§ Source document:

>> BEGIN

All of lore.kernel.org
 help / color / mirror / Atom feed
* [PATCH] Proposed fix for PM deadlock on dpm_sem
@ 2004-10-12  3:26 Paul Mackerras
  2004-10-12 23:19 ` David Brownell
  0 siblings, 1 reply; 3+ messages in thread
From: Paul Mackerras @ 2004-10-12  3:26 UTC (permalink / raw)
  To: Patrick Mochel, linux-kernel; +Cc: David Brownell, Benjamin Herrenschmidt

I have been having trouble with deadlocks on dpm_sem when suspending
and resuming, particularly if I remove a usb device while my powerbook
is suspended.  The dpm_sem deadlocks also mean that USB can't deal
with devices whose drivers don't have suspend/resume callbacks by
simply disconnecting the device, as it did in the past.  This meant
that while I can get my dual G4 powermac desktop machine to suspend
to ram and resume (using the powerbook sleep code), its USB keyboard
wouldn't work after resume.

>> END

§ Recorded information:
>> BEGIN

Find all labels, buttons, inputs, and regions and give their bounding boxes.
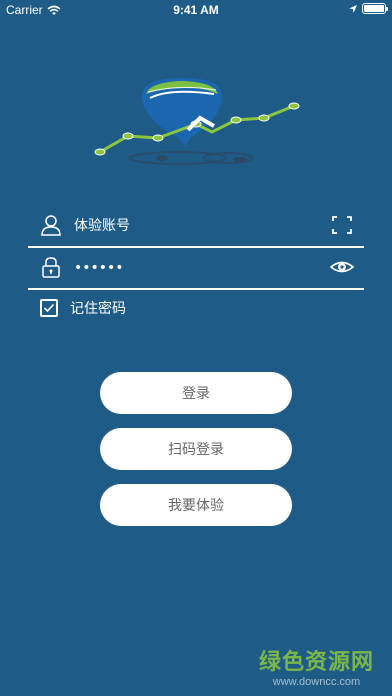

>> END

Continue the mailing-list post above about the dpm_sem deadlock, starting right after its last sentence.

§ Task response:
This patch removes the deadlocks by adding a new semaphore, called
dpm_list_sem, which serializes changes to the power management lists
(dpm_active et al.).  We hold dpm_sem during calls to suspend_device
and resume_device but not dpm_list_sem.

The question is then of course, what happens if devices are added or
removed during a device suspend or resume operation?  I have gone
through the various possibilities pretty carefully and I think I have
covered them all, but I would appreciate a review.

1. Device being removed during device_suspend().

The device will be removed from whichever list it is on.  If it is the
one currently being suspended, it won't go away while we are working
on it, because device_suspend does get_device().  However,
device_pm_remove will do list_del_init(&dev->power.entry).  In
device_suspend(), I added an if (!list_empty(&dev->power.entry)) to
make sure that we don't try to add the device to the dpm_off or
dpm_off_irq lists.

If it is not the device being suspended, device_pm_remove() will just
remove it from its current list.  If it is the dpm_active list, we are
still safe, because device_suspend() just takes the last entry from
the dpm_active list each time around the loop.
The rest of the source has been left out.